--- Start ---
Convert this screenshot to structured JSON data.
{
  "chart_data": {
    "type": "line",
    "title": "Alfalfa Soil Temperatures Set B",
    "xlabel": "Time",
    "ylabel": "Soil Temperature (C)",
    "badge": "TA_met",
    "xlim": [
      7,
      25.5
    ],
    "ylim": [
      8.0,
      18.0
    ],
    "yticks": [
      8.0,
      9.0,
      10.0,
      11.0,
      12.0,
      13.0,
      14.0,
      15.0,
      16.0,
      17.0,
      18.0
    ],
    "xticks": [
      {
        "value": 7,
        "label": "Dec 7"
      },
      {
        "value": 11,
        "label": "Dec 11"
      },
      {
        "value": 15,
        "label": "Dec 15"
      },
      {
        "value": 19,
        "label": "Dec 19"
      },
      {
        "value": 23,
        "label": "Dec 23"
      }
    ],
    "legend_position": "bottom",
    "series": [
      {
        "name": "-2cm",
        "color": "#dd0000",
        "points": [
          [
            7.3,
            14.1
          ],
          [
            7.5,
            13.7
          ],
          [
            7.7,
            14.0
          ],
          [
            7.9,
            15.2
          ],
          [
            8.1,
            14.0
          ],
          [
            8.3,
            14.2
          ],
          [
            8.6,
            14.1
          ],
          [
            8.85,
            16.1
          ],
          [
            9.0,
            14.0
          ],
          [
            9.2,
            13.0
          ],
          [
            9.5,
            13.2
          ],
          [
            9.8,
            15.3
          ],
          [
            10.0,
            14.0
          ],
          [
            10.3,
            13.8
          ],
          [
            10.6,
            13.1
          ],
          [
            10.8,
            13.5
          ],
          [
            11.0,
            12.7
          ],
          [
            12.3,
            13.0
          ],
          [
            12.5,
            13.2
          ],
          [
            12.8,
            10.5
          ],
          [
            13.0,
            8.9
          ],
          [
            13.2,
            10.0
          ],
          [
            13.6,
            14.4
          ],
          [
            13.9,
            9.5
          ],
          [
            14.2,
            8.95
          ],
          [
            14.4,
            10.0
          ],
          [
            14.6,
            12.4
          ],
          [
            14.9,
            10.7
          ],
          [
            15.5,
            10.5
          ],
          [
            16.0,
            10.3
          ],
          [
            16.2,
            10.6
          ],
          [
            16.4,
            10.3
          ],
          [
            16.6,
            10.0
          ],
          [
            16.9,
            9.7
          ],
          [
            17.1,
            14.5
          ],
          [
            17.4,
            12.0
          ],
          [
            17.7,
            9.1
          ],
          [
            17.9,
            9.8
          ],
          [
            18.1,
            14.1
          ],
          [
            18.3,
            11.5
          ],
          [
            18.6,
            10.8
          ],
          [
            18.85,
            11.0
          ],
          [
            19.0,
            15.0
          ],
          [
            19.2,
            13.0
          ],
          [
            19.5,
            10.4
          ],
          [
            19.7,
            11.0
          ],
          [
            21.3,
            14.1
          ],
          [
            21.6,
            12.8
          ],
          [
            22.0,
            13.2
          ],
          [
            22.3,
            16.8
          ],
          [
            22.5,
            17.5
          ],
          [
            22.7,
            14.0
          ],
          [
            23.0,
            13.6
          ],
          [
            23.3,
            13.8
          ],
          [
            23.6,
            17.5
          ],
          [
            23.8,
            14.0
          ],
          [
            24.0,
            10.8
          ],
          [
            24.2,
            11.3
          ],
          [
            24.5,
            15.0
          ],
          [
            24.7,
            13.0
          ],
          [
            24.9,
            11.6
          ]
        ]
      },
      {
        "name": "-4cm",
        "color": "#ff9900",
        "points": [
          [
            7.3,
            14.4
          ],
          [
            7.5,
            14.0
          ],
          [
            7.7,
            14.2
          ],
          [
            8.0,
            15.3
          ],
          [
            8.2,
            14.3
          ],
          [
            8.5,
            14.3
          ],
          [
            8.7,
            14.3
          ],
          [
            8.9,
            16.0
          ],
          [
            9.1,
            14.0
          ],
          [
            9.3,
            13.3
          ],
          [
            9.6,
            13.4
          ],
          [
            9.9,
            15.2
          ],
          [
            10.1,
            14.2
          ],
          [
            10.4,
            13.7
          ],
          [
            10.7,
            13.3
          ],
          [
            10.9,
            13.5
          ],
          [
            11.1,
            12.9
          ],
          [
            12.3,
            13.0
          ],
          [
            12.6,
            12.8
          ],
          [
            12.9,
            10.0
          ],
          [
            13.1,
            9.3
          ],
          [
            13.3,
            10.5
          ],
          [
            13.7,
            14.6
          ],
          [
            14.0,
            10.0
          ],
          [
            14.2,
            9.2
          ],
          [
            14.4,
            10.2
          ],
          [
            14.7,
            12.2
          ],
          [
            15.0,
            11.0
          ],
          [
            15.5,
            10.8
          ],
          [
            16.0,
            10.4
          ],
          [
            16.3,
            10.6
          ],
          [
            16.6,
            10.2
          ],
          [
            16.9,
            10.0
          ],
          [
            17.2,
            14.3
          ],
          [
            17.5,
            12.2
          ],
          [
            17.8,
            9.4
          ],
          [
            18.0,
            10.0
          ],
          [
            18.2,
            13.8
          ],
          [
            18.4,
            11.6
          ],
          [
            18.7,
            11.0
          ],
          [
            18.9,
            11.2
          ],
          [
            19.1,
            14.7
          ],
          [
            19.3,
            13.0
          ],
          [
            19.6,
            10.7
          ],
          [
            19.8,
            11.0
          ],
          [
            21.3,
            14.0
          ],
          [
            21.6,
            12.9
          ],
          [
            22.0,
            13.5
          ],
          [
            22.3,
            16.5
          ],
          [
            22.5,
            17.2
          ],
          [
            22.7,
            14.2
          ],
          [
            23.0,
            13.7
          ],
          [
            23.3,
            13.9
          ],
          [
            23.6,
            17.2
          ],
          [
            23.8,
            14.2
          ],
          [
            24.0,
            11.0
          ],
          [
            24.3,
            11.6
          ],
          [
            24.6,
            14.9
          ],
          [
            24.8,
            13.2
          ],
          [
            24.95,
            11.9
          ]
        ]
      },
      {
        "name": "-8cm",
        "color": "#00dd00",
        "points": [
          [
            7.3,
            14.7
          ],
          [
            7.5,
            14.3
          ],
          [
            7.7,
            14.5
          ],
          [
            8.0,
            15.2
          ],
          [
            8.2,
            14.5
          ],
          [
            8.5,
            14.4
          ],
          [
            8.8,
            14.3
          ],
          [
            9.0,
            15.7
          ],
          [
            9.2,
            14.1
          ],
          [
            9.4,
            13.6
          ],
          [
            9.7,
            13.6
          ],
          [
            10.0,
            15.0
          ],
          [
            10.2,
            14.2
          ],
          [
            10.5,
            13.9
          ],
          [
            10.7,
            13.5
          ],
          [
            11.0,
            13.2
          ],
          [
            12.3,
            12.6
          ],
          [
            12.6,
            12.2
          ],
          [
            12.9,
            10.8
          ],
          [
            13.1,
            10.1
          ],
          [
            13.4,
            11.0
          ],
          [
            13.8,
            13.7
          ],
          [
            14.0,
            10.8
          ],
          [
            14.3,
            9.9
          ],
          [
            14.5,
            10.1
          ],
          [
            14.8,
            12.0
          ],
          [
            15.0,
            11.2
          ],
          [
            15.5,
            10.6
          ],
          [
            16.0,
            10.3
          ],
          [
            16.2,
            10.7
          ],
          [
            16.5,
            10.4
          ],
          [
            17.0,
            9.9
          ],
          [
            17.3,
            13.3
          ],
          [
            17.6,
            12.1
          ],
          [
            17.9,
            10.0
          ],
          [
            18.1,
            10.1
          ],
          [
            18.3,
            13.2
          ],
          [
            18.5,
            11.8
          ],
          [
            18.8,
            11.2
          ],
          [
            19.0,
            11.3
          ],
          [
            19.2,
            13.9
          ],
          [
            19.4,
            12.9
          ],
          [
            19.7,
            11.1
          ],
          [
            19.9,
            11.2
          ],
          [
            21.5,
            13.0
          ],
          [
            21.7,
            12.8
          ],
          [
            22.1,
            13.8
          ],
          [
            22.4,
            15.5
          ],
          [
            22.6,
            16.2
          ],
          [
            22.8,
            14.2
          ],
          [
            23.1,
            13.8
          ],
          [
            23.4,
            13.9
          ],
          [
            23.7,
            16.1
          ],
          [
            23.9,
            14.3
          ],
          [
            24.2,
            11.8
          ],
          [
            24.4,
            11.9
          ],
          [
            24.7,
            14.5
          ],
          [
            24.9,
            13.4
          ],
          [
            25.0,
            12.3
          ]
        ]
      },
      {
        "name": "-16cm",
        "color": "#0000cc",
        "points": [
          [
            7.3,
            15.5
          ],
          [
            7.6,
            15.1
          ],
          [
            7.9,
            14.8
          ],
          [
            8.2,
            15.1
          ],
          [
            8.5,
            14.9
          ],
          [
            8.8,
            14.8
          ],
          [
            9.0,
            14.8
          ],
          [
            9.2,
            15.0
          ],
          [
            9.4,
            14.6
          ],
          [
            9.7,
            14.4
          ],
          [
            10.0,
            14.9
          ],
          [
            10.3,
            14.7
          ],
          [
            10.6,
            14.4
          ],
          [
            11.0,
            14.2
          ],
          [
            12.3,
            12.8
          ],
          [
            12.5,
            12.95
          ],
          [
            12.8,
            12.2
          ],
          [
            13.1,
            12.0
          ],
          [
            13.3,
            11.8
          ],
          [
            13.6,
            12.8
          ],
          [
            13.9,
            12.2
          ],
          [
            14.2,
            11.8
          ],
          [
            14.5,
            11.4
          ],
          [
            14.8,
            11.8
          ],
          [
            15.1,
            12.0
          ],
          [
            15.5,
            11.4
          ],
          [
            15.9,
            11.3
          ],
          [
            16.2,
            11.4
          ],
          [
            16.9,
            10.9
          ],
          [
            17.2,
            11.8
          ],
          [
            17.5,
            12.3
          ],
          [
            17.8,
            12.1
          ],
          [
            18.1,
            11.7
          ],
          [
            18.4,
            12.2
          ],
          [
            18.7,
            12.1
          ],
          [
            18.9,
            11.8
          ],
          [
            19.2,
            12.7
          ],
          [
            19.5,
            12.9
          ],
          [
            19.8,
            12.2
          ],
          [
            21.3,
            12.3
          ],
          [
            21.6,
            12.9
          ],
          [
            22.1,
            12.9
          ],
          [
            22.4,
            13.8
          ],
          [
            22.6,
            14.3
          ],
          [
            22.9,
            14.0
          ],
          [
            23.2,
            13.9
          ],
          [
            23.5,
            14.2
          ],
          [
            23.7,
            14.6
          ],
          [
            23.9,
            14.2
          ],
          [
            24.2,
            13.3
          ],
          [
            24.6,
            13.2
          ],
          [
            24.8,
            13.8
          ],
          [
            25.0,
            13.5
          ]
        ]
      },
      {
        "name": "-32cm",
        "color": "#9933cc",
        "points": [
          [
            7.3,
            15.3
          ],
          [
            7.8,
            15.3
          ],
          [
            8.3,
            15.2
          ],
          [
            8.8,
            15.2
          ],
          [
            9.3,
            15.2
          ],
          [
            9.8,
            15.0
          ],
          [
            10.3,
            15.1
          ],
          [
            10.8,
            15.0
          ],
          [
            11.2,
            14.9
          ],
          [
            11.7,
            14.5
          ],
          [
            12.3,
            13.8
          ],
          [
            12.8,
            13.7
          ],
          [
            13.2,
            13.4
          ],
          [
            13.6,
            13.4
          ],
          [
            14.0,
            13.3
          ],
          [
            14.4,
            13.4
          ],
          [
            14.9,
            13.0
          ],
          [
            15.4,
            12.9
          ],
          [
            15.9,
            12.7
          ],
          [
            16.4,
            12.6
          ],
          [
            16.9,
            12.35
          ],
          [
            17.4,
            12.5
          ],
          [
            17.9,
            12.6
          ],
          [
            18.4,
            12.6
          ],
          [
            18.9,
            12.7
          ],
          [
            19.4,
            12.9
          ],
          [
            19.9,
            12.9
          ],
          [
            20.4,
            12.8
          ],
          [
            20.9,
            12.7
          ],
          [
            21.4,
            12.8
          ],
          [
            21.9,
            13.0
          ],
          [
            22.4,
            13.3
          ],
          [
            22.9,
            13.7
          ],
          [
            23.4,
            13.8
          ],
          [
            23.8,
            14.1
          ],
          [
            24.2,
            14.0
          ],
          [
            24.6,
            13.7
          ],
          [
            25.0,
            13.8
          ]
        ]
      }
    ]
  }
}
--- End ---
> [Written instruction] In the records, locate each line holding the string "color" and copy it.

> [Result]
        "color": "#dd0000",
        "color": "#ff9900",
        "color": "#00dd00",
        "color": "#0000cc",
        "color": "#9933cc",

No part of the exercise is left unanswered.